#### Task description:
Restate the whole listing word for word. Pictures are left out.

#### Extracted information:
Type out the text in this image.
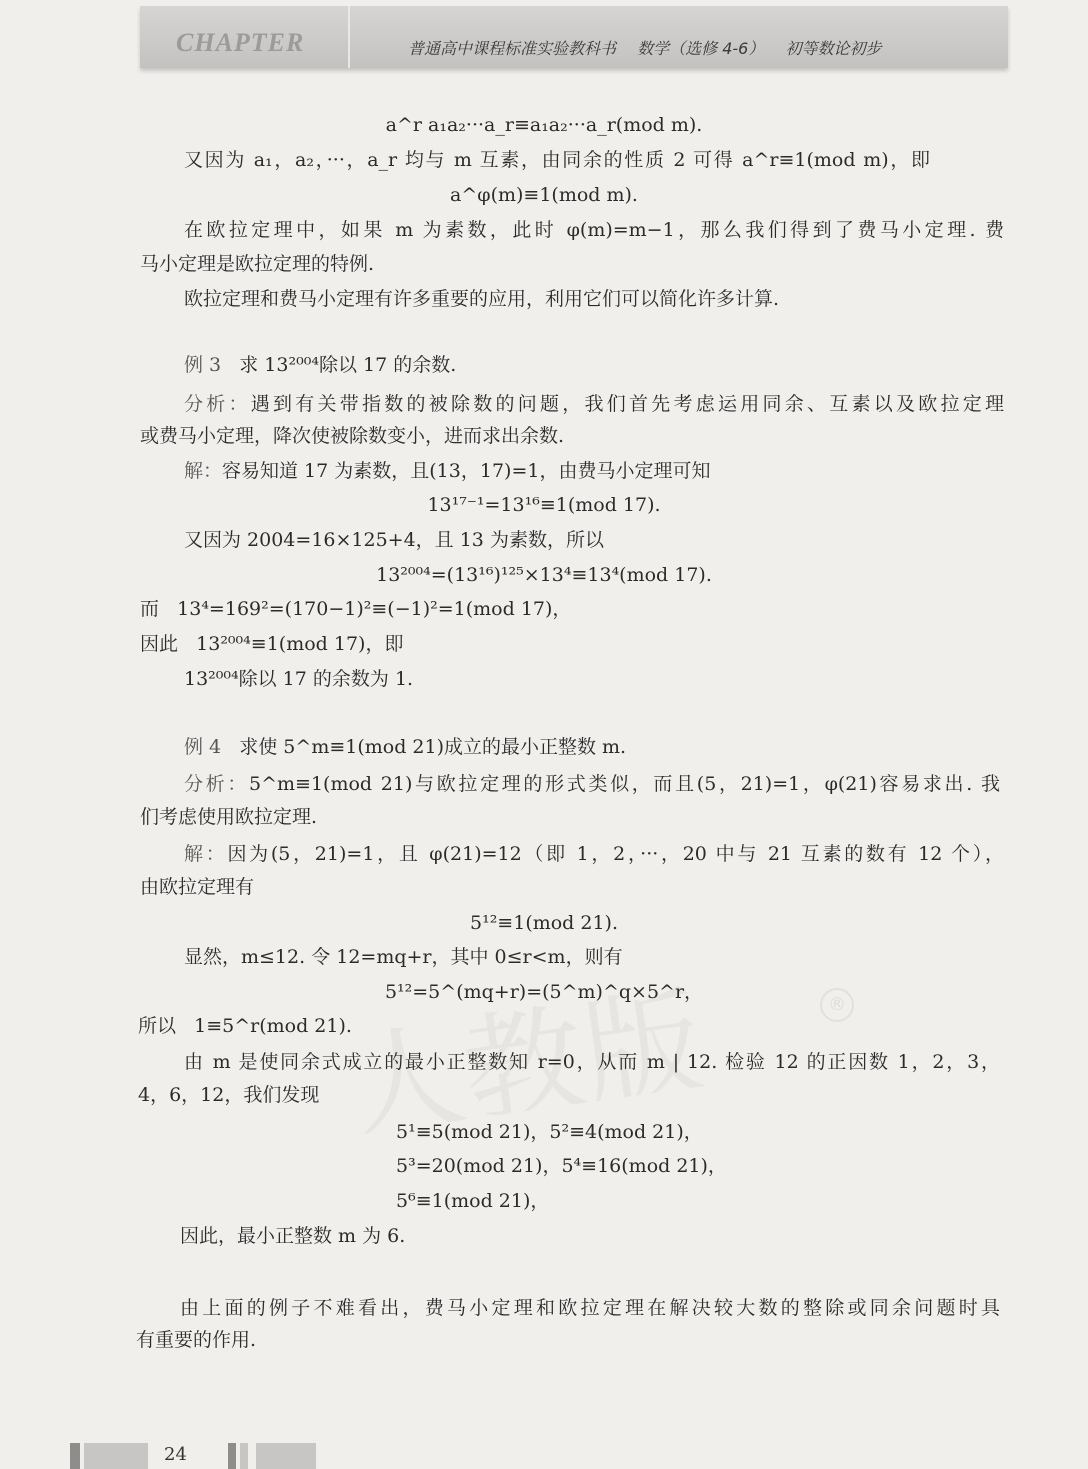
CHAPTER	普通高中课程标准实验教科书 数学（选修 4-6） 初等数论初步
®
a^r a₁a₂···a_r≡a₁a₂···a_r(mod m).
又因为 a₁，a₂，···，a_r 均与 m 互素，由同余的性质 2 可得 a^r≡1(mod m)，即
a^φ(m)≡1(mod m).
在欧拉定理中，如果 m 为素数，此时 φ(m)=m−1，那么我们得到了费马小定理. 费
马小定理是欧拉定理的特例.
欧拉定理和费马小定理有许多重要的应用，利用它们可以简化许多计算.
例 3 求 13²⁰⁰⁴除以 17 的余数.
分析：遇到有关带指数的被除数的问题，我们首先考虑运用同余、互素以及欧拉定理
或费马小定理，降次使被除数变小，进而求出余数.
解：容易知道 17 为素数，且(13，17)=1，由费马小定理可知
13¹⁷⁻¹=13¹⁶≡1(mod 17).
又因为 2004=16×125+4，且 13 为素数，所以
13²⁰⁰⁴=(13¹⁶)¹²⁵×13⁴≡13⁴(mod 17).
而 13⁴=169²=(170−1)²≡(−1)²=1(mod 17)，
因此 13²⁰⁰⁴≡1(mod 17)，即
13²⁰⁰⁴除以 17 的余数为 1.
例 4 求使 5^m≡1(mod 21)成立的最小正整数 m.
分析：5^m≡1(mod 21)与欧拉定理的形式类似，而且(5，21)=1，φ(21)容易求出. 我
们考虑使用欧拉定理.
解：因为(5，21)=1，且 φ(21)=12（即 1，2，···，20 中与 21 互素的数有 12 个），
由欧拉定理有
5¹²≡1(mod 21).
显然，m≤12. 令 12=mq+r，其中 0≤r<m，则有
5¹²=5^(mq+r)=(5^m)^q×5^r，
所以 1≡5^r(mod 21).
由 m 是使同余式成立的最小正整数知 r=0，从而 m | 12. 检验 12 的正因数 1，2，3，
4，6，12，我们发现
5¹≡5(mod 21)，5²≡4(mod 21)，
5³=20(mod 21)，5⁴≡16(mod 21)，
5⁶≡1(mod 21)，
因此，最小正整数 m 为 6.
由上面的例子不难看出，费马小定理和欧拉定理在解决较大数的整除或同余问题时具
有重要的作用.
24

#### Correct result:
Type out the text in this image.
CHAPTER	普通高中课程标准实验教科书 数学（选修 4-6） 初等数论初步
®
a^r a₁a₂···a_r≡a₁a₂···a_r(mod m).
又因为 a₁，a₂，···，a_r 均与 m 互素，由同余的性质 2 可得 a^r≡1(mod m)，即
a^φ(m)≡1(mod m).
在欧拉定理中，如果 m 为素数，此时 φ(m)=m−1，那么我们得到了费马小定理. 费
马小定理是欧拉定理的特例.
欧拉定理和费马小定理有许多重要的应用，利用它们可以简化许多计算.
例 3 求 13²⁰⁰⁴除以 17 的余数.
分析：遇到有关带指数的被除数的问题，我们首先考虑运用同余、互素以及欧拉定理
或费马小定理，降次使被除数变小，进而求出余数.
解：容易知道 17 为素数，且(13，17)=1，由费马小定理可知
13¹⁷⁻¹=13¹⁶≡1(mod 17).
又因为 2004=16×125+4，且 13 为素数，所以
13²⁰⁰⁴=(13¹⁶)¹²⁵×13⁴≡13⁴(mod 17).
而 13⁴=169²=(170−1)²≡(−1)²=1(mod 17)，
因此 13²⁰⁰⁴≡1(mod 17)，即
13²⁰⁰⁴除以 17 的余数为 1.
例 4 求使 5^m≡1(mod 21)成立的最小正整数 m.
分析：5^m≡1(mod 21)与欧拉定理的形式类似，而且(5，21)=1，φ(21)容易求出. 我
们考虑使用欧拉定理.
解：因为(5，21)=1，且 φ(21)=12（即 1，2，···，20 中与 21 互素的数有 12 个），
由欧拉定理有
5¹²≡1(mod 21).
显然，m≤12. 令 12=mq+r，其中 0≤r<m，则有
5¹²=5^(mq+r)=(5^m)^q×5^r，
所以 1≡5^r(mod 21).
由 m 是使同余式成立的最小正整数知 r=0，从而 m | 12. 检验 12 的正因数 1，2，3，
4，6，12，我们发现
5¹≡5(mod 21)，5²≡4(mod 21)，
5³=20(mod 21)，5⁴≡16(mod 21)，
5⁶≡1(mod 21)，
因此，最小正整数 m 为 6.
由上面的例子不难看出，费马小定理和欧拉定理在解决较大数的整除或同余问题时具
有重要的作用.
24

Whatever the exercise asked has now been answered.